--- Stored rows ---
>>>

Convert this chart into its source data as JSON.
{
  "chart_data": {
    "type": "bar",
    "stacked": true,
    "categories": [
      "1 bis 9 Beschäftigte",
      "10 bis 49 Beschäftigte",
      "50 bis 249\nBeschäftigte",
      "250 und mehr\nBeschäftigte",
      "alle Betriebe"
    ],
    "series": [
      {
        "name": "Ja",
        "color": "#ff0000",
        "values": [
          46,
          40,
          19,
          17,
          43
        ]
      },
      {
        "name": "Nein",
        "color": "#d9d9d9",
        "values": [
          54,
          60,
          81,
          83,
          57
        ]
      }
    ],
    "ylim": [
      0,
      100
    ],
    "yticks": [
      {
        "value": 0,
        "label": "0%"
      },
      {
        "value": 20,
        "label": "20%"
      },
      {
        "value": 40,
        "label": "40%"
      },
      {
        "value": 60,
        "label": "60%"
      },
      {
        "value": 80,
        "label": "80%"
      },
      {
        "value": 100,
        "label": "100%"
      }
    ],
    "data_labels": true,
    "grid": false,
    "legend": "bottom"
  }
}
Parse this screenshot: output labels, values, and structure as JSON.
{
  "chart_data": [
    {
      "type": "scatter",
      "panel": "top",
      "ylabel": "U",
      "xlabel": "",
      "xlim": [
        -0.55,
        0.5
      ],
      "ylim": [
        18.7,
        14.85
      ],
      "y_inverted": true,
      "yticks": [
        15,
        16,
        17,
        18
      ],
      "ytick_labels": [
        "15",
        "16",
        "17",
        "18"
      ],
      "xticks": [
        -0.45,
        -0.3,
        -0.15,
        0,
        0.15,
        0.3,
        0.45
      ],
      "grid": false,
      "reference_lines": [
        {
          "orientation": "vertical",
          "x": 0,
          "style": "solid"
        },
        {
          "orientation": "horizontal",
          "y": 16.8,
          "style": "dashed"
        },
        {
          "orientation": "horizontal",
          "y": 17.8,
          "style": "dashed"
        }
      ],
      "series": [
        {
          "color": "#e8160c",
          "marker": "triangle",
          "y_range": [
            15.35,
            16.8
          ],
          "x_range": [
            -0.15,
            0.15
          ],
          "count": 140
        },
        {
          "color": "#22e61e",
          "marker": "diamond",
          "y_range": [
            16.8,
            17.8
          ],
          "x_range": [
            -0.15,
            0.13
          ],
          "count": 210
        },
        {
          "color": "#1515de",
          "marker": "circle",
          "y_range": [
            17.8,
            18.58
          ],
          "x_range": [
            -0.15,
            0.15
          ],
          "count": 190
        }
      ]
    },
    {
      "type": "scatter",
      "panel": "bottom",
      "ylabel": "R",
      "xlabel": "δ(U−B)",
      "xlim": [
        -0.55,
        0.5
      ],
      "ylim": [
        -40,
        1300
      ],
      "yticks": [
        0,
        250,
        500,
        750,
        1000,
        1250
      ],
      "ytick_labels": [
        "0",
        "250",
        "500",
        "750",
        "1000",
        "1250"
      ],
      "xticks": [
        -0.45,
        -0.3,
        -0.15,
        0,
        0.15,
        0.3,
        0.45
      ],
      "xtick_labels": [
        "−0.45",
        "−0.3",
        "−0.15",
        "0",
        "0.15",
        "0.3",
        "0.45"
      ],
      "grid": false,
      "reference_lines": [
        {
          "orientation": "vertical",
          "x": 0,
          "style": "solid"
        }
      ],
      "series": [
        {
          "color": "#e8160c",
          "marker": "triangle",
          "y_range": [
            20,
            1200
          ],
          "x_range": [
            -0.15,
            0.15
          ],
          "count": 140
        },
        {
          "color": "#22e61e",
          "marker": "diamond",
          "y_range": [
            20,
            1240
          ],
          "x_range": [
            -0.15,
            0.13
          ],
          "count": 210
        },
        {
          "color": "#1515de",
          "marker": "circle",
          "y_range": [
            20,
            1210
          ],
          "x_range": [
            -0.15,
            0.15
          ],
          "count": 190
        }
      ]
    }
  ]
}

<<<

--- Written exercise ---
Extract every record and return it verbatim.

--- Task answer ---
Convert this chart into its source data as JSON.
{
  "chart_data": {
    "type": "bar",
    "stacked": true,
    "categories": [
      "1 bis 9 Beschäftigte",
      "10 bis 49 Beschäftigte",
      "50 bis 249\nBeschäftigte",
      "250 und mehr\nBeschäftigte",
      "alle Betriebe"
    ],
    "series": [
      {
        "name": "Ja",
        "color": "#ff0000",
        "values": [
          46,
          40,
          19,
          17,
          43
        ]
      },
      {
        "name": "Nein",
        "color": "#d9d9d9",
        "values": [
          54,
          60,
          81,
          83,
          57
        ]
      }
    ],
    "ylim": [
      0,
      100
    ],
    "yticks": [
      {
        "value": 0,
        "label": "0%"
      },
      {
        "value": 20,
        "label": "20%"
      },
      {
        "value": 40,
        "label": "40%"
      },
      {
        "value": 60,
        "label": "60%"
      },
      {
        "value": 80,
        "label": "80%"
      },
      {
        "value": 100,
        "label": "100%"
      }
    ],
    "data_labels": true,
    "grid": false,
    "legend": "bottom"
  }
}
Parse this screenshot: output labels, values, and structure as JSON.
{
  "chart_data": [
    {
      "type": "scatter",
      "panel": "top",
      "ylabel": "U",
      "xlabel": "",
      "xlim": [
        -0.55,
        0.5
      ],
      "ylim": [
        18.7,
        14.85
      ],
      "y_inverted": true,
      "yticks": [
        15,
        16,
        17,
        18
      ],
      "ytick_labels": [
        "15",
        "16",
        "17",
        "18"
      ],
      "xticks": [
        -0.45,
        -0.3,
        -0.15,
        0,
        0.15,
        0.3,
        0.45
      ],
      "grid": false,
      "reference_lines": [
        {
          "orientation": "vertical",
          "x": 0,
          "style": "solid"
        },
        {
          "orientation": "horizontal",
          "y": 16.8,
          "style": "dashed"
        },
        {
          "orientation": "horizontal",
          "y": 17.8,
          "style": "dashed"
        }
      ],
      "series": [
        {
          "color": "#e8160c",
          "marker": "triangle",
          "y_range": [
            15.35,
            16.8
          ],
          "x_range": [
            -0.15,
            0.15
          ],
          "count": 140
        },
        {
          "color": "#22e61e",
          "marker": "diamond",
          "y_range": [
            16.8,
            17.8
          ],
          "x_range": [
            -0.15,
            0.13
          ],
          "count": 210
        },
        {
          "color": "#1515de",
          "marker": "circle",
          "y_range": [
            17.8,
            18.58
          ],
          "x_range": [
            -0.15,
            0.15
          ],
          "count": 190
        }
      ]
    },
    {
      "type": "scatter",
      "panel": "bottom",
      "ylabel": "R",
      "xlabel": "δ(U−B)",
      "xlim": [
        -0.55,
        0.5
      ],
      "ylim": [
        -40,
        1300
      ],
      "yticks": [
        0,
        250,
        500,
        750,
        1000,
        1250
      ],
      "ytick_labels": [
        "0",
        "250",
        "500",
        "750",
        "1000",
        "1250"
      ],
      "xticks": [
        -0.45,
        -0.3,
        -0.15,
        0,
        0.15,
        0.3,
        0.45
      ],
      "xtick_labels": [
        "−0.45",
        "−0.3",
        "−0.15",
        "0",
        "0.15",
        "0.3",
        "0.45"
      ],
      "grid": false,
      "reference_lines": [
        {
          "orientation": "vertical",
          "x": 0,
          "style": "solid"
        }
      ],
      "series": [
        {
          "color": "#e8160c",
          "marker": "triangle",
          "y_range": [
            20,
            1200
          ],
          "x_range": [
            -0.15,
            0.15
          ],
          "count": 140
        },
        {
          "color": "#22e61e",
          "marker": "diamond",
          "y_range": [
            20,
            1240
          ],
          "x_range": [
            -0.15,
            0.13
          ],
          "count": 210
        },
        {
          "color": "#1515de",
          "marker": "circle",
          "y_range": [
            20,
            1210
          ],
          "x_range": [
            -0.15,
            0.15
          ],
          "count": 190
        }
      ]
    }
  ]
}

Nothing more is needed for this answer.